Goal |
State how many lines in the entries below contain the string "intend", matching case exactly. Give only the number.

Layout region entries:
>> Start
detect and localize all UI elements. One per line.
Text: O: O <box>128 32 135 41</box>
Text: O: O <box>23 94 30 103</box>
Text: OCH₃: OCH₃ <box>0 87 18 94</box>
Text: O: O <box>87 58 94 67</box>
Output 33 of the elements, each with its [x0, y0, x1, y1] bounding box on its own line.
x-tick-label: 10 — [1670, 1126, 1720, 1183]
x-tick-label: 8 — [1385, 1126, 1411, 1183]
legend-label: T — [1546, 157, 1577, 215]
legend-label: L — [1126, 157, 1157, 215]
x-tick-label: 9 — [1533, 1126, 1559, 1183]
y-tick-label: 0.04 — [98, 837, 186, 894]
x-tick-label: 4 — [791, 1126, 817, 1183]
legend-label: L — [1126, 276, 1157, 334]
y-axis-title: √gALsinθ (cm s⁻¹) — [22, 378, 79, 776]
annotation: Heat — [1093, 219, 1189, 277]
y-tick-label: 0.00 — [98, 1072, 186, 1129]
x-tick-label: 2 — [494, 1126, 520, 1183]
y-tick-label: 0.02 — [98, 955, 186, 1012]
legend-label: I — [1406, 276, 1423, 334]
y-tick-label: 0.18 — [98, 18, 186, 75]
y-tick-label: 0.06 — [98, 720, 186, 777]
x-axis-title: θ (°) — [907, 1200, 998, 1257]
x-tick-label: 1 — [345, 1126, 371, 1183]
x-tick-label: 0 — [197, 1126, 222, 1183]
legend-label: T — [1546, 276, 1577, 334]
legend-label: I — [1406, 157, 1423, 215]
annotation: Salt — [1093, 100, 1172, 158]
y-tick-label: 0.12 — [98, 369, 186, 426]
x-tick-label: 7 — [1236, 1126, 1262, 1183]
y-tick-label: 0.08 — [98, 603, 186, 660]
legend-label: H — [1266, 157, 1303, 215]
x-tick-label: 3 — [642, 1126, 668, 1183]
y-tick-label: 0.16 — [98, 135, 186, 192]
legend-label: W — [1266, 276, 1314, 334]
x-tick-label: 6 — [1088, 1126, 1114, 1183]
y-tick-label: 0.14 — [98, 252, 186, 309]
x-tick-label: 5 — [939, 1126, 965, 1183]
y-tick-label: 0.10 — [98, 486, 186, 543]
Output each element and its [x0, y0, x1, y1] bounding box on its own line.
>> End
>> Start
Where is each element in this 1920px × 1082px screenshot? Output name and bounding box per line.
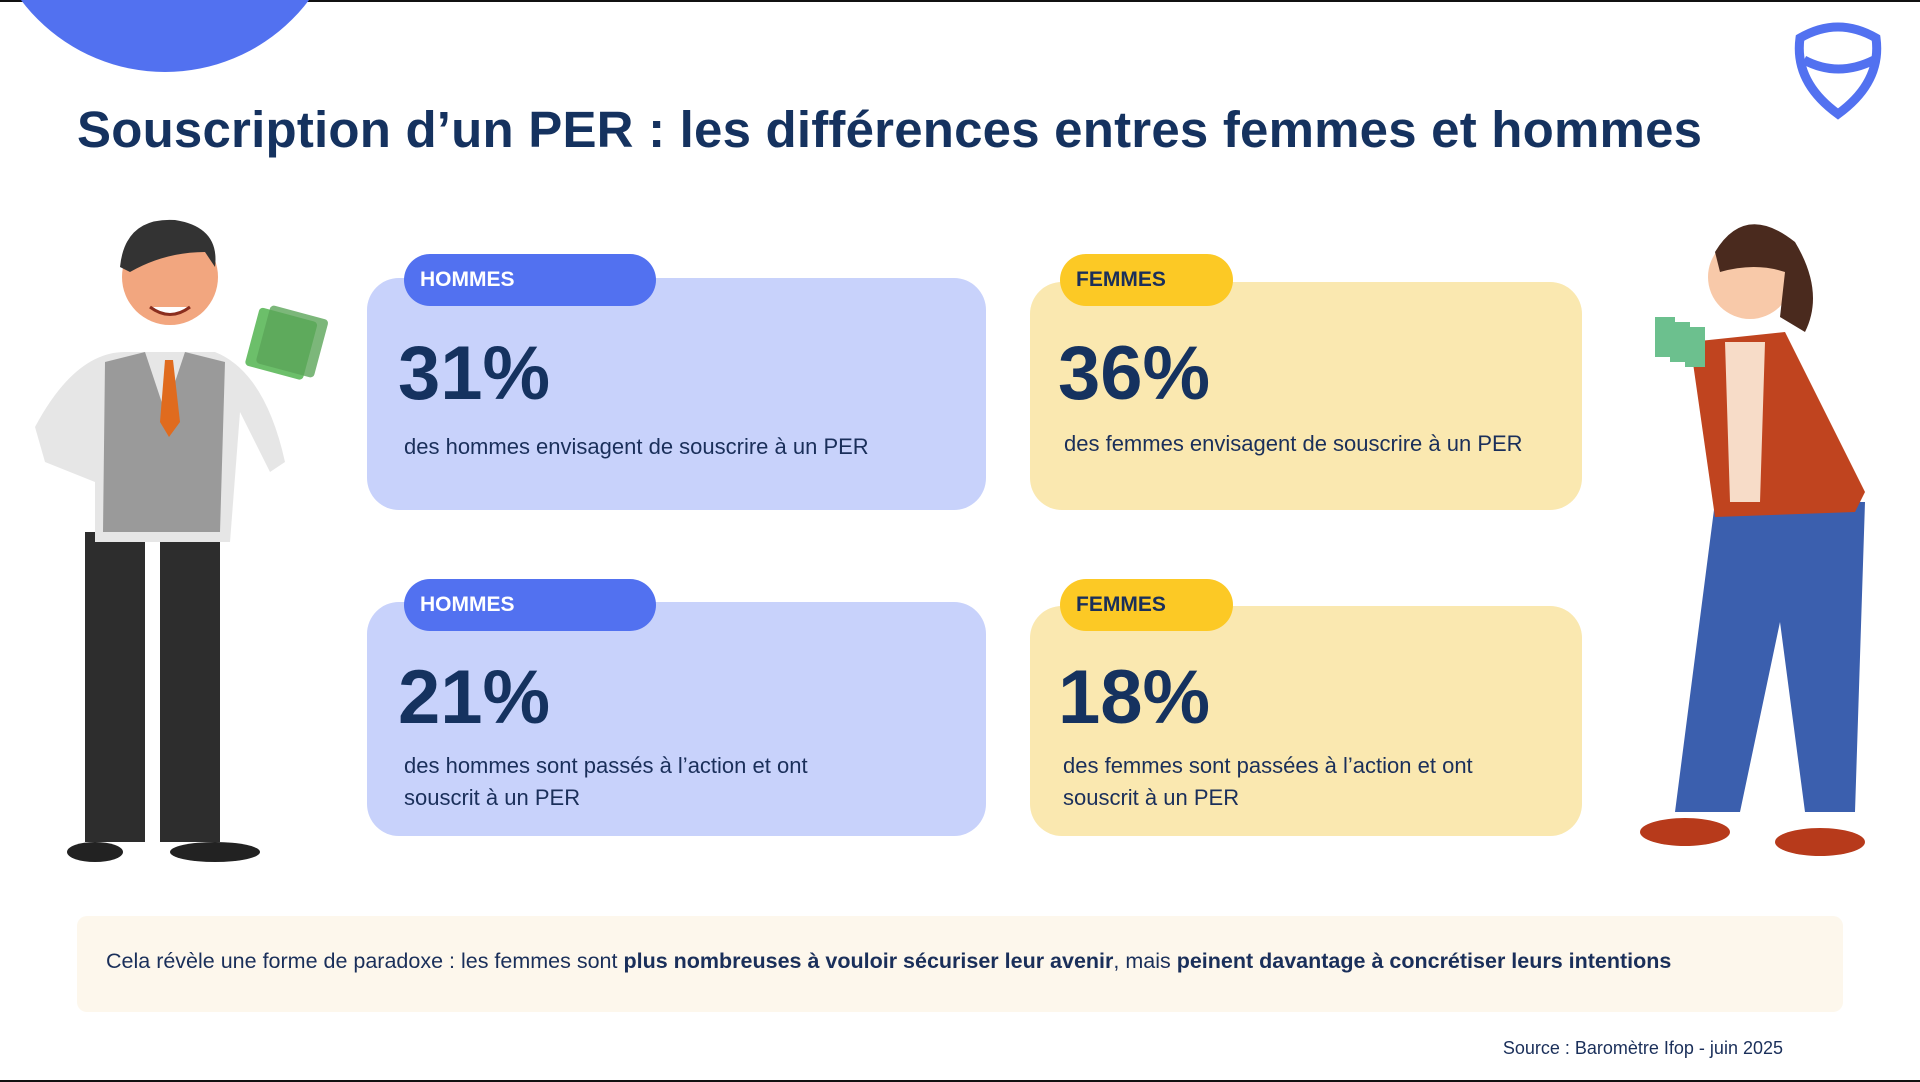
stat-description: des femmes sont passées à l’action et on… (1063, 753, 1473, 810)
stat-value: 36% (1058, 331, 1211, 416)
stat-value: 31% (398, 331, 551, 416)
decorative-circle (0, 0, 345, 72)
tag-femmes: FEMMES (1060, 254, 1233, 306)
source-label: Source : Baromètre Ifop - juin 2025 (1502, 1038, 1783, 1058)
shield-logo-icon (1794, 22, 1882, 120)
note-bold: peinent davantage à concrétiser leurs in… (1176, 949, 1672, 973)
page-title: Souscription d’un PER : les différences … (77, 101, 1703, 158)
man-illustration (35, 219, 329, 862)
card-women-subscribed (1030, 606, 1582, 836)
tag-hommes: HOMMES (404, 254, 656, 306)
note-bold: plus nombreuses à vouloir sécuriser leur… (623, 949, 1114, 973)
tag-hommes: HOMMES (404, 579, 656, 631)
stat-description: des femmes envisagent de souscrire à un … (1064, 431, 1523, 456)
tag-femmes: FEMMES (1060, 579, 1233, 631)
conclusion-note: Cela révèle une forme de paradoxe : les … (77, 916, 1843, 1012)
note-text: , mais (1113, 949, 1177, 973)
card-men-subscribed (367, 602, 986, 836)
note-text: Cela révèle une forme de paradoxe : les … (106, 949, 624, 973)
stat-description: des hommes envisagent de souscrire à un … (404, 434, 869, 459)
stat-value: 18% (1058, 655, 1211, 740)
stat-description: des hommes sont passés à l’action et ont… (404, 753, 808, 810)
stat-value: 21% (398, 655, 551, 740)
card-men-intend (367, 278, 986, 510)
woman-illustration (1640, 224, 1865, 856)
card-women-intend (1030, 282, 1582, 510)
>> End
Solution to this task |
2